È passato un anno dalle rivolte nelle carceri italiane e dalla strage di Stato che ne è seguita. Le rivolte sono state soffocate nel sangue.Una delle carceri che ha visto maggiori violenze da parte delle forze dell’ordine è la casa circondariale Sant’Anna di Modena (ma episodi simili sono avvenuti anche nelle carceri di Santa Maria Capua Vetere, Bologna e Rieti). Terminata la rivolta molti detenuti vengono trasferiti in altre strutture. Quattro di loro ufficialmente sarebbero morti durante il trasferimento, uno dei quali prima di arrivare al carcere veronese di Montorio.

Dopo la mattanza c’è stata una vera e propria distorsione della realtà dei fatti.Autorità e media, a partire dal ministro della Giustizia Bonafede, hanno descritto rivolte e proteste come violenze frutto di una regia esterna(di volta in volta “La Mafia”, “gli anarchici”) e hanno subito sentenziato che tuttii morti sono dovuti a “overdose”.
********
## ELENCO ATTIVITÀ
A - Secondo il brano sulle rivolte nelle carceri, prima di giungere in quale carcere sarebbe morto uno dei detenuti trasferiti?
B - Riprenda il brano sulle rivolte nelle carceri italiane dal punto in cui si interrompe.
Per lo svolgimento non occorre consultare i record.

## RECORD ELENCATI
********
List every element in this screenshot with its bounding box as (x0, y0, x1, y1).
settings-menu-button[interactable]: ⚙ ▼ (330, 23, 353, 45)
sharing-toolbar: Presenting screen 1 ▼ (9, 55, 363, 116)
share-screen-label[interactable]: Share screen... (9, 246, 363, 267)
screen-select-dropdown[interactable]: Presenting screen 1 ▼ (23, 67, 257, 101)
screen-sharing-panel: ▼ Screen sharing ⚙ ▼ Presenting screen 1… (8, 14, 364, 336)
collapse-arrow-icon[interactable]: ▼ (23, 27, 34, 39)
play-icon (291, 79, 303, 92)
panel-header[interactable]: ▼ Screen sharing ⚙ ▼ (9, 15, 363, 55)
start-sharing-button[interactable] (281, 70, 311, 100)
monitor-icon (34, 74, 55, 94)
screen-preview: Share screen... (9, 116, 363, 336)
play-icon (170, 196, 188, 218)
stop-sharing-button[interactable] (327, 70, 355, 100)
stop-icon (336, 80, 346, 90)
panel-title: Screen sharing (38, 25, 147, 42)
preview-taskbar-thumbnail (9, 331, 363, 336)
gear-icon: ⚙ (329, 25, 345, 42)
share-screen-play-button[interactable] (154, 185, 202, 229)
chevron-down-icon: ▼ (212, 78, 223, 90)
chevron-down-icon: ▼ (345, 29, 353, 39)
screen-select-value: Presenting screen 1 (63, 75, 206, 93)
********
## ESERCIZI SVOLTI
A - Prima di arrivare al carcere veronese di Montorio.

B -
Le cose non sono andate così. Le ragioni di quanto successo sono tutte all’interno della normalità carceraria,fatta di psicofarmaci, pestaggi, sovraffollamento, assistenza sanitaria inadeguata,suicidi… La sospensione dei colloqui sommata alla consapevolezza di essere particolarmente esposti al contagio, in strutture sovraffollate e con una assistenza sanitaria inadeguata, ha fatto sì che la goccia facesse traboccare il vaso. Fa comodo parlare di regia esterna perché così non si ammette che le recluse e i reclusi possano prendere decisioni di testa propria e si evita di dare risposte alle legittime richieste.

Rispetto a quanto successo dopo le rivolte e ai morti “per overdose”, cinque detenuti hanno coraggiosamente scelto di raccontarlo in un esposto.Si parla di «detenuti in palese stato di alterazione psicofisica dovuta ad un presumibile abuso di farmaci, a colpi di manganellate al volto e al corpo, morti successivamente a causa delle lesioni e dei traumi subiti, ma le cui morti sono state attribuite dai mezzi di informazione all’abuso di metadone».

Queste e altre testimonianze parlano di spari da parte delle guardie, di detenuti ammazzati affinché fossero da esempio, di pestaggi di massa, di rappresaglie dei secondini.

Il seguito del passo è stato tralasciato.